# Supplied data start

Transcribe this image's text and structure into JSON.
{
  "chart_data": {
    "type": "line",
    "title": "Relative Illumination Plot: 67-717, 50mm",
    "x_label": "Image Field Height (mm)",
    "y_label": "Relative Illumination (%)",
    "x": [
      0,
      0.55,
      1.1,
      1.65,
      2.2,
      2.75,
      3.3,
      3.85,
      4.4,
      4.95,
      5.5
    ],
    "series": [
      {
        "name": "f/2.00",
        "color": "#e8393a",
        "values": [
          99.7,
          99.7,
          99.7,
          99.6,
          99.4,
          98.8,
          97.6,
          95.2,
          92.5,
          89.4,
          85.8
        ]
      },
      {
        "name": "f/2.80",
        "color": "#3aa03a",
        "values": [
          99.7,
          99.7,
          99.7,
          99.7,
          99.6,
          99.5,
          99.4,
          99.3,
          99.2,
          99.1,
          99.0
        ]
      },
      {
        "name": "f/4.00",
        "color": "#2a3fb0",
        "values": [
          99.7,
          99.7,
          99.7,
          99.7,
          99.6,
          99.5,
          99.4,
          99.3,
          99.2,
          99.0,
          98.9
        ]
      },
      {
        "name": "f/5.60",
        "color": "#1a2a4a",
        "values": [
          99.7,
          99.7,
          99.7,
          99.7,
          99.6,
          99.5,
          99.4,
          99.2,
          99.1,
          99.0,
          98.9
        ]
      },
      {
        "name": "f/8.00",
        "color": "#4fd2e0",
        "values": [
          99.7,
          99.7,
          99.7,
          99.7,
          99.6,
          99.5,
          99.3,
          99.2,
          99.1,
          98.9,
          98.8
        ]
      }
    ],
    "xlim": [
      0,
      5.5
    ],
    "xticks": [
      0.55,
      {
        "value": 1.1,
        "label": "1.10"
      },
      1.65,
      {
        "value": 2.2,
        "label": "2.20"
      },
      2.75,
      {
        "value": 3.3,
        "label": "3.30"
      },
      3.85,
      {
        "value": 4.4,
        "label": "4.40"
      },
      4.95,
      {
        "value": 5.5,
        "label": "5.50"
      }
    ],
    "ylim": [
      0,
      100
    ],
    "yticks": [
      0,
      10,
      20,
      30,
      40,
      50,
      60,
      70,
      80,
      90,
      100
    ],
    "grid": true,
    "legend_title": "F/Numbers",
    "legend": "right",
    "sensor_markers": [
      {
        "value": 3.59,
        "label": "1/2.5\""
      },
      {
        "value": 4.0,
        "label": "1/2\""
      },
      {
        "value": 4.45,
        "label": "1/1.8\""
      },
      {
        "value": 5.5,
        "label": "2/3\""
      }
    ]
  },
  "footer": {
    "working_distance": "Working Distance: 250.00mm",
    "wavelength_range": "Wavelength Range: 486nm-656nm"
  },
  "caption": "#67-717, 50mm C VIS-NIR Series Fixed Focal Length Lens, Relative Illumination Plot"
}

# Supplied data end

**Brief:** Copy each line holding the word "Plot" from the listing above.

**Task answer:**
    "title": "Relative Illumination Plot: 67-717, 50mm",
  "caption": "#67-717, 50mm C VIS-NIR Series Fixed Focal Length Lens, Relative Illumination Plot"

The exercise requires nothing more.